╭─ Records for processing

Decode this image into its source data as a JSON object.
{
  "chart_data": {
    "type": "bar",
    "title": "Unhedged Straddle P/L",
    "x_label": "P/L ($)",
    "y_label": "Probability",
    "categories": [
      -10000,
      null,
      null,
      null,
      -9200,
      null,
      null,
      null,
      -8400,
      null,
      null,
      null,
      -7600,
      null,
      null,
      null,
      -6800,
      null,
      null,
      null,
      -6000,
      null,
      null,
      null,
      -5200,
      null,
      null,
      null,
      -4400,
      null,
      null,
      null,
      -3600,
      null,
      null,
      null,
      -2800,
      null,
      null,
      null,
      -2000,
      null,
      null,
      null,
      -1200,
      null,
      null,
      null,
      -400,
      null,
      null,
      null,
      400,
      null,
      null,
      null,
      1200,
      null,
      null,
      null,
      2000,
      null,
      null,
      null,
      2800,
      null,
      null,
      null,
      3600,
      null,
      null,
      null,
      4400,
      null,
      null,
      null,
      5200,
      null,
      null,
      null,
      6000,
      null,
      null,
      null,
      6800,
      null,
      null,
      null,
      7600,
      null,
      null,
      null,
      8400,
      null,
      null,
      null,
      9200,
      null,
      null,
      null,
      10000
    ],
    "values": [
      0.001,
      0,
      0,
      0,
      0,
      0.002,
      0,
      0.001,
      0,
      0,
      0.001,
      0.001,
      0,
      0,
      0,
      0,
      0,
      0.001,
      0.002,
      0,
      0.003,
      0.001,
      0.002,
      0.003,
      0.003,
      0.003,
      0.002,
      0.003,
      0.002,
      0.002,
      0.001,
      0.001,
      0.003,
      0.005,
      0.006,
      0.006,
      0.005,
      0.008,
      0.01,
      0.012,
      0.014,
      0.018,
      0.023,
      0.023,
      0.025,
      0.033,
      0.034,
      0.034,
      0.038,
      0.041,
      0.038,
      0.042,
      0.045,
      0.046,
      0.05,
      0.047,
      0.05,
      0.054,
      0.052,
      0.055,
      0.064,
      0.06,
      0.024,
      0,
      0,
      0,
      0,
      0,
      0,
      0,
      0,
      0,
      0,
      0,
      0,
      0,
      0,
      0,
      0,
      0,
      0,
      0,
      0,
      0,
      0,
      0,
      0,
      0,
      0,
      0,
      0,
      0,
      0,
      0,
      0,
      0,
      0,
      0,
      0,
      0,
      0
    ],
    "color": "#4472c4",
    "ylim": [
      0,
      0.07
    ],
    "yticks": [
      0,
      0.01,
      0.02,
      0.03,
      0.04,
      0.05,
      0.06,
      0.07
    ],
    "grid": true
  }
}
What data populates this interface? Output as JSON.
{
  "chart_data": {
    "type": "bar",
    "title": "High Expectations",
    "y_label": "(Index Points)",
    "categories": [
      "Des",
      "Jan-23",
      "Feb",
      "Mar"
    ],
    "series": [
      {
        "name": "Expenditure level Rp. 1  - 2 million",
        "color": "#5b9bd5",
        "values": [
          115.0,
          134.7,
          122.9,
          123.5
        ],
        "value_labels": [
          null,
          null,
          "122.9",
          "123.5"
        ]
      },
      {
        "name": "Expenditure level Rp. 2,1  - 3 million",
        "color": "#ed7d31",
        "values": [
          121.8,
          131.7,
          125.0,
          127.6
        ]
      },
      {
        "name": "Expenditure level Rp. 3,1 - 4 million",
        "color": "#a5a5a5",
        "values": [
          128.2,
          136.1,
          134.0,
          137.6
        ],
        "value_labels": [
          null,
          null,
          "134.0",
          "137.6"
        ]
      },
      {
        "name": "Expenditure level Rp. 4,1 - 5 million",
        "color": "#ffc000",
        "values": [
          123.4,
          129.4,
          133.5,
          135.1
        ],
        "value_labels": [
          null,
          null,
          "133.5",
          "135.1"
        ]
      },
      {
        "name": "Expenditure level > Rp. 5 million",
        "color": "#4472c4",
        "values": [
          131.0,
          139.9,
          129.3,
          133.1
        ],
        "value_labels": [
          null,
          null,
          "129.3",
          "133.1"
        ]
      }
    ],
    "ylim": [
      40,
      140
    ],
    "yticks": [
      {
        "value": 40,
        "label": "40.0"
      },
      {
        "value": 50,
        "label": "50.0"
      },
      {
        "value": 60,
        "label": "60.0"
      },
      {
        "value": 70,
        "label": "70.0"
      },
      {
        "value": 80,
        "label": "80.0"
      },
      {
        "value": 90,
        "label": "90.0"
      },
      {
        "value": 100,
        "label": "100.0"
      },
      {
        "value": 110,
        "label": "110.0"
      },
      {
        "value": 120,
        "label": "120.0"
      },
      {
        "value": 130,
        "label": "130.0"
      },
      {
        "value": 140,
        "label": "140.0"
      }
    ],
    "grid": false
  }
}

╰─

_Work to complete_
Show every line above in which the word "color" occurs.

_Answer for this exercise_
    "color": "#4472c4",
        "color": "#5b9bd5",
        "color": "#ed7d31",
        "color": "#a5a5a5",
        "color": "#ffc000",
        "color": "#4472c4",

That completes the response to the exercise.